**Dataset entries**
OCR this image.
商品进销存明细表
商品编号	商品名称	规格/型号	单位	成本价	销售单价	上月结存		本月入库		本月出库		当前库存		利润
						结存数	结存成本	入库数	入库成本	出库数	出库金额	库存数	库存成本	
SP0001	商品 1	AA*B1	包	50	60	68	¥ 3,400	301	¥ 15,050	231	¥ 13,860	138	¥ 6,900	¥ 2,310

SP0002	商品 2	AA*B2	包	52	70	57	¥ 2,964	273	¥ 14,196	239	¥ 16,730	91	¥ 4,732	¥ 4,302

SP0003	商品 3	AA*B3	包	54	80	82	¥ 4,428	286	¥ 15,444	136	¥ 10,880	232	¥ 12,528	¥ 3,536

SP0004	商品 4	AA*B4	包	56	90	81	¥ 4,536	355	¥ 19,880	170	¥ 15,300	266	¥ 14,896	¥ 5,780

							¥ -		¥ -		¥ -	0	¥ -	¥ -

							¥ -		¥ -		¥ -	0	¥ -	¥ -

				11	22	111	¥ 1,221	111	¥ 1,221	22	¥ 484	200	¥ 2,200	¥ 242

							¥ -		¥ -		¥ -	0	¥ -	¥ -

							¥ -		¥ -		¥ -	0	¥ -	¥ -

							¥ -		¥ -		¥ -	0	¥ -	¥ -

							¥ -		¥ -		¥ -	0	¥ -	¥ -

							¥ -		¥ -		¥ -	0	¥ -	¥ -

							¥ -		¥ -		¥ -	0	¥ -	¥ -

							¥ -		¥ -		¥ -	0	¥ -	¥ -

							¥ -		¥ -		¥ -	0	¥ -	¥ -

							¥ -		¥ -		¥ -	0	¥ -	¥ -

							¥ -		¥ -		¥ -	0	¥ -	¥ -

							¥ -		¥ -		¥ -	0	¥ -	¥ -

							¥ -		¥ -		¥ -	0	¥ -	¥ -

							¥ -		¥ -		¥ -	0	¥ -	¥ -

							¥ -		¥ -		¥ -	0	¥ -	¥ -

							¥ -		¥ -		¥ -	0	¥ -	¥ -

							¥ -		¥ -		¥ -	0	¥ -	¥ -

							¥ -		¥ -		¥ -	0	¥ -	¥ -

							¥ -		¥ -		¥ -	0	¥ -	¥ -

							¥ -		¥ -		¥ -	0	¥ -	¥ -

**Short problem**
Copy out all of the records above with nothing altered.

**Result for this exercise**
OCR this image.
商品进销存明细表
商品编号	商品名称	规格/型号	单位	成本价	销售单价	上月结存		本月入库		本月出库		当前库存		利润
						结存数	结存成本	入库数	入库成本	出库数	出库金额	库存数	库存成本	
SP0001	商品 1	AA*B1	包	50	60	68	¥ 3,400	301	¥ 15,050	231	¥ 13,860	138	¥ 6,900	¥ 2,310

SP0002	商品 2	AA*B2	包	52	70	57	¥ 2,964	273	¥ 14,196	239	¥ 16,730	91	¥ 4,732	¥ 4,302

SP0003	商品 3	AA*B3	包	54	80	82	¥ 4,428	286	¥ 15,444	136	¥ 10,880	232	¥ 12,528	¥ 3,536

SP0004	商品 4	AA*B4	包	56	90	81	¥ 4,536	355	¥ 19,880	170	¥ 15,300	266	¥ 14,896	¥ 5,780

							¥ -		¥ -		¥ -	0	¥ -	¥ -

							¥ -		¥ -		¥ -	0	¥ -	¥ -

				11	22	111	¥ 1,221	111	¥ 1,221	22	¥ 484	200	¥ 2,200	¥ 242

							¥ -		¥ -		¥ -	0	¥ -	¥ -

							¥ -		¥ -		¥ -	0	¥ -	¥ -

							¥ -		¥ -		¥ -	0	¥ -	¥ -

							¥ -		¥ -		¥ -	0	¥ -	¥ -

							¥ -		¥ -		¥ -	0	¥ -	¥ -

							¥ -		¥ -		¥ -	0	¥ -	¥ -

							¥ -		¥ -		¥ -	0	¥ -	¥ -

							¥ -		¥ -		¥ -	0	¥ -	¥ -

							¥ -		¥ -		¥ -	0	¥ -	¥ -

							¥ -		¥ -		¥ -	0	¥ -	¥ -

							¥ -		¥ -		¥ -	0	¥ -	¥ -

							¥ -		¥ -		¥ -	0	¥ -	¥ -

							¥ -		¥ -		¥ -	0	¥ -	¥ -

							¥ -		¥ -		¥ -	0	¥ -	¥ -

							¥ -		¥ -		¥ -	0	¥ -	¥ -

							¥ -		¥ -		¥ -	0	¥ -	¥ -

							¥ -		¥ -		¥ -	0	¥ -	¥ -

							¥ -		¥ -		¥ -	0	¥ -	¥ -

							¥ -		¥ -		¥ -	0	¥ -	¥ -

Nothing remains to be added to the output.